→ Written exercise
Summarize the Shakespeare film ranking below in two sentences.

The 25 best Shakespeare-to-screen adaptations
To film, or not to film, that is the question. We rank the answers.
Thu Oct 20 2011
25. JULIUS CAESAR (1953)
Et tu Brando? Many thought that Marlon the mumbler would try to methodize Joseph L. Mankiewicz's adaptation of Shakespeare's historical drama. But the star's played-straight Mark Antony single-handedly injects passion and anger into this prestige project, blowing away cast members such as James Mason and John Gielgud.—DF
24. TWELFTH NIGHT (1996)
Shakespearean comedy being a tough sell, director Trevor Nunn's wintry, bittersweet adaptation of the Bard's cross-dressing romp doesn't strain for laughs—it earns them quietly. A lot of what's delicious about this somber-paletted treatment comes from pitch-perfect casting: Nigel Hawthorne's snobby Malvolio, Helena Bonham Carter's sultry Olivia and Ben Kingsley's touchingly dour clown.—DC
23. KING LEAR (1971)
Craggy, leonine Paul Scofield reprises his haunting onstage turn as the grief-maddened monarch in Peter Brook's film version (modeled after his groundbreaking 1962 Royal Shakespeare Company rendition). Shot starkly in black and white, minimally scored and imbued with an almost Beckettian gloom, the work has a raw, rough-hewn medievalism perfectly suited to the tragedy.—DC
22. THE TEMPEST (1979)

→ Raw records

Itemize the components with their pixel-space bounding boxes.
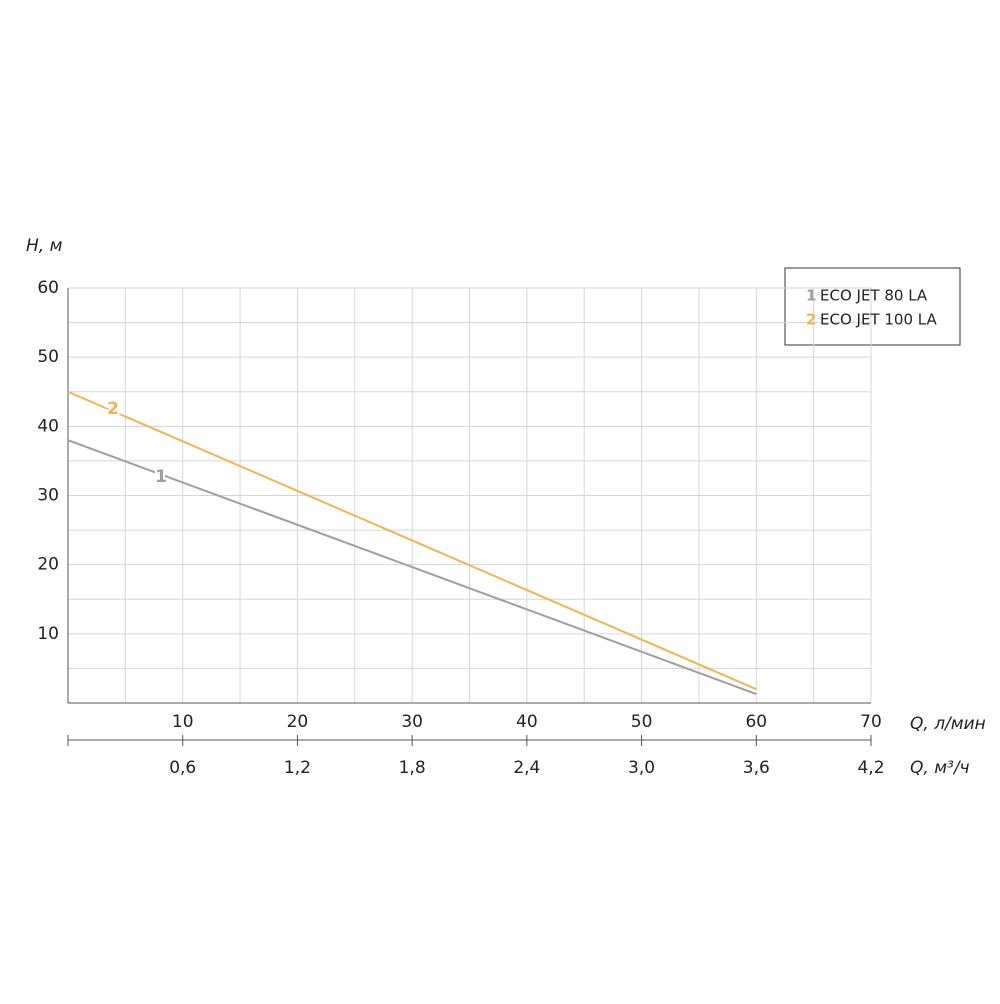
x2-tick-label: 1,2 <box>284 758 311 778</box>
line-label: 2 <box>107 399 119 419</box>
series-line <box>67 439 757 695</box>
line-label: 1 <box>155 467 167 487</box>
x-tick-label: 10 <box>172 712 194 732</box>
legend-number: 1 <box>806 287 816 305</box>
x-axis-label: Q, л/мин <box>910 714 986 734</box>
y-tick-label: 30 <box>37 486 59 506</box>
x-tick-label: 30 <box>401 712 423 732</box>
x2-tick-label: 0,6 <box>169 758 196 778</box>
y-tick-label: 20 <box>37 555 59 575</box>
x-tick-label: 70 <box>860 712 882 732</box>
legend-label: ECO JET 80 LA <box>820 287 928 305</box>
legend-label: ECO JET 100 LA <box>820 311 937 329</box>
x2-tick-label: 1,8 <box>399 758 426 778</box>
legend-box <box>784 267 961 346</box>
legend-number: 2 <box>806 311 816 329</box>
x-tick-label: 60 <box>745 712 767 732</box>
x-tick-label: 20 <box>287 712 309 732</box>
y-tick-label: 60 <box>37 278 59 298</box>
y-tick-label: 10 <box>37 624 59 644</box>
x-tick-label: 50 <box>631 712 653 732</box>
x2-tick-label: 3,0 <box>628 758 655 778</box>
series-line <box>67 390 757 691</box>
x2-tick-label: 3,6 <box>743 758 770 778</box>
y-tick-label: 40 <box>37 416 59 436</box>
x2-tick-label: 2,4 <box>513 758 540 778</box>
x-tick-label: 40 <box>516 712 538 732</box>
y-axis-label: H, м <box>26 236 63 256</box>
x2-tick-label: 4,2 <box>857 758 884 778</box>
x2-axis-label: Q, м³/ч <box>910 758 970 778</box>
y-tick-label: 50 <box>37 347 59 367</box>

→ Problem solution
The piece ranks the 25 best screen adaptations of Shakespeare, beginning at number 25 with the 1953 Julius Caesar, in which Marlon Brando's played-straight Mark Antony brings passion and anger and outshines cast members such as James Mason and John Gielgud. It then praises Trevor Nunn's wintry, bittersweet 1996 Twelfth Night for earning its laughs quietly through pitch-perfect casting, and Peter Brook's stark black-and-white 1971 King Lear, in which Paul Scofield reprises his stage role as the grief-maddened monarch.